- _Exercise task_
Copy nothing but the text: repeat each entry exactly and drop the images.

— START OF Task data —

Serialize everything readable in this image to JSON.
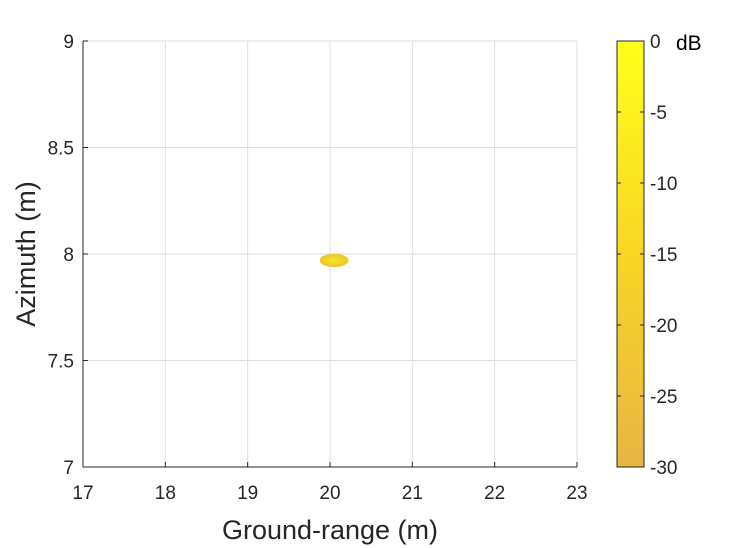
{
  "chart_data": {
    "type": "heatmap",
    "title": "",
    "xlabel": "Ground-range (m)",
    "ylabel": "Azimuth (m)",
    "xlim": [
      17,
      23
    ],
    "ylim": [
      7,
      9
    ],
    "xticks": [
      "17",
      "18",
      "19",
      "20",
      "21",
      "22",
      "23"
    ],
    "yticks": [
      "7",
      "7.5",
      "8",
      "8.5",
      "9"
    ],
    "grid": true,
    "colorbar": {
      "unit": "dB",
      "range": [
        -30,
        0
      ],
      "ticks": [
        "0",
        "-5",
        "-10",
        "-15",
        "-20",
        "-25",
        "-30"
      ],
      "color_low": "#e7b544",
      "color_high": "#ffff1a"
    },
    "blobs": [
      {
        "x_center": 20.05,
        "y_center": 7.97,
        "x_half_width": 0.17,
        "y_half_width": 0.03,
        "peak_db": -12
      }
    ]
  }
}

— END OF Task data —

- _Worked solution_
Serialize everything readable in this image to JSON.
{
  "chart_data": {
    "type": "heatmap",
    "title": "",
    "xlabel": "Ground-range (m)",
    "ylabel": "Azimuth (m)",
    "xlim": [
      17,
      23
    ],
    "ylim": [
      7,
      9
    ],
    "xticks": [
      "17",
      "18",
      "19",
      "20",
      "21",
      "22",
      "23"
    ],
    "yticks": [
      "7",
      "7.5",
      "8",
      "8.5",
      "9"
    ],
    "grid": true,
    "colorbar": {
      "unit": "dB",
      "range": [
        -30,
        0
      ],
      "ticks": [
        "0",
        "-5",
        "-10",
        "-15",
        "-20",
        "-25",
        "-30"
      ],
      "color_low": "#e7b544",
      "color_high": "#ffff1a"
    },
    "blobs": [
      {
        "x_center": 20.05,
        "y_center": 7.97,
        "x_half_width": 0.17,
        "y_half_width": 0.03,
        "peak_db": -12
      }
    ]
  }
}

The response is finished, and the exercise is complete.